▸ **Written task**
Pictures excluded, copy word for word the lines from the one holding "Output the text content of this document." through the last line below.

Collection entries
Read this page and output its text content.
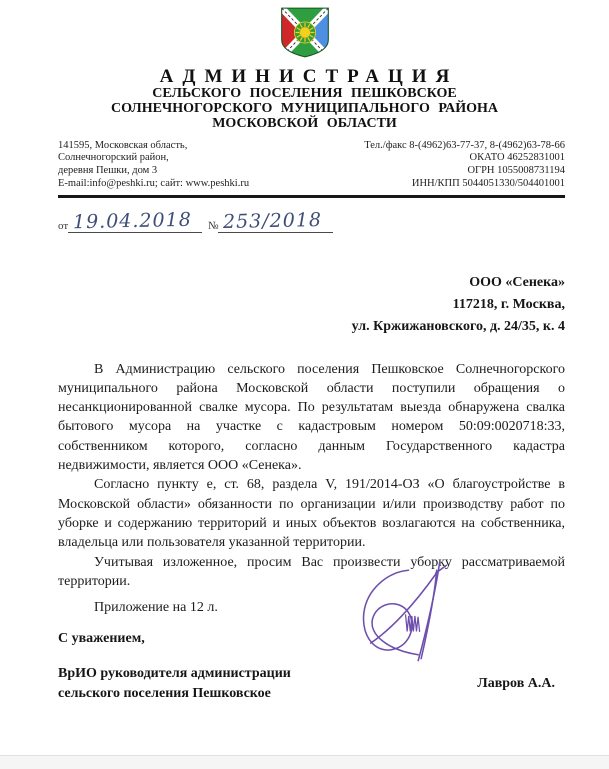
АДМИНИСТРАЦИЯ
СЕЛЬСКОГО ПОСЕЛЕНИЯ ПЕШКОВСКОЕ
СОЛНЕЧНОГОРСКОГО МУНИЦИПАЛЬНОГО РАЙОНА
МОСКОВСКОЙ ОБЛАСТИ
141595, Московская область,
Солнечногорский район,
деревня Пешки, дом 3
E-mail:info@peshki.ru; сайт: www.peshki.ru
Тел./факс 8-(4962)63-77-37, 8-(4962)63-78-66
ОКАТО 46252831001
ОГРН 1055008731194
ИНН/КПП 5044051330/504401001
от 19.04.2018	№ 253/2018
ООО «Сенека»
117218, г. Москва,
ул. Кржижановского, д. 24/35, к. 4

В Администрацию сельского поселения Пешковское Солнечногорского муниципального района Московской области поступили обращения о несанкционированной свалке мусора. По результатам выезда обнаружена свалка бытового мусора на участке с кадастровым номером 50:09:0020718:33, собственником которого, согласно данным Государственного кадастра недвижимости, является ООО «Сенека».

Согласно пункту е, ст. 68, раздела V, 191/2014-ОЗ «О благоустройстве в Московской области» обязанности по организации и/или производству работ по уборке и содержанию территорий и иных объектов возлагаются на собственника, владельца или пользователя указанной территории.

Учитывая изложенное, просим Вас произвести уборку рассматриваемой территории.

Приложение на 12 л.
С уважением,
ВрИО руководителя администрации
сельского поселения Пешковское
Лавров А.А.
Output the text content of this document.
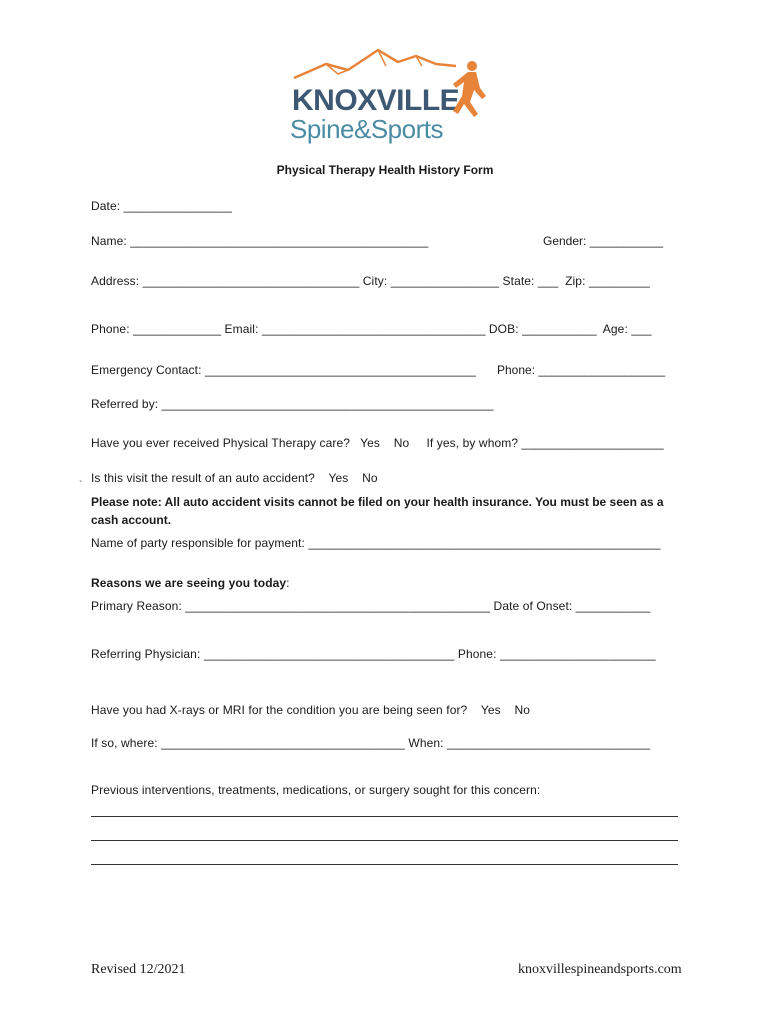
KNOXVILLE
Spine&Sports
Physical Therapy Health History Form
Date: ________________
Name: ____________________________________________	Gender: ___________
Address: ________________________________ City: ________________ State: ___  Zip: _________
Phone: _____________ Email: _________________________________ DOB: ___________  Age: ___
Emergency Contact: ________________________________________ Phone: ___________________
Referred by: _________________________________________________
Have you ever received Physical Therapy care?   Yes    No     If yes, by whom? _____________________
`
Is this visit the result of an auto accident?    Yes    No
Please note: All auto accident visits cannot be filed on your health insurance. You must be seen as a cash account.
Name of party responsible for payment: ____________________________________________________
Reasons we are seeing you today:
Primary Reason: _____________________________________________ Date of Onset: ___________
Referring Physician: _____________________________________ Phone: _______________________
Have you had X-rays or MRI for the condition you are being seen for?    Yes    No
If so, where: ____________________________________ When: ______________________________
Previous interventions, treatments, medications, or surgery sought for this concern:
Revised 12/2021	knoxvillespineandsports.com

▸ **Solved exercise**
Output the text content of this document.
KNOXVILLE
Spine&Sports
Physical Therapy Health History Form
Date: ________________
Name: ____________________________________________	Gender: ___________
Address: ________________________________ City: ________________ State: ___  Zip: _________
Phone: _____________ Email: _________________________________ DOB: ___________  Age: ___
Emergency Contact: ________________________________________ Phone: ___________________
Referred by: _________________________________________________
Have you ever received Physical Therapy care?   Yes    No     If yes, by whom? _____________________
`
Is this visit the result of an auto accident?    Yes    No
Please note: All auto accident visits cannot be filed on your health insurance. You must be seen as a cash account.
Name of party responsible for payment: ____________________________________________________
Reasons we are seeing you today:
Primary Reason: _____________________________________________ Date of Onset: ___________
Referring Physician: _____________________________________ Phone: _______________________
Have you had X-rays or MRI for the condition you are being seen for?    Yes    No
If so, where: ____________________________________ When: ______________________________
Previous interventions, treatments, medications, or surgery sought for this concern:
Revised 12/2021	knoxvillespineandsports.com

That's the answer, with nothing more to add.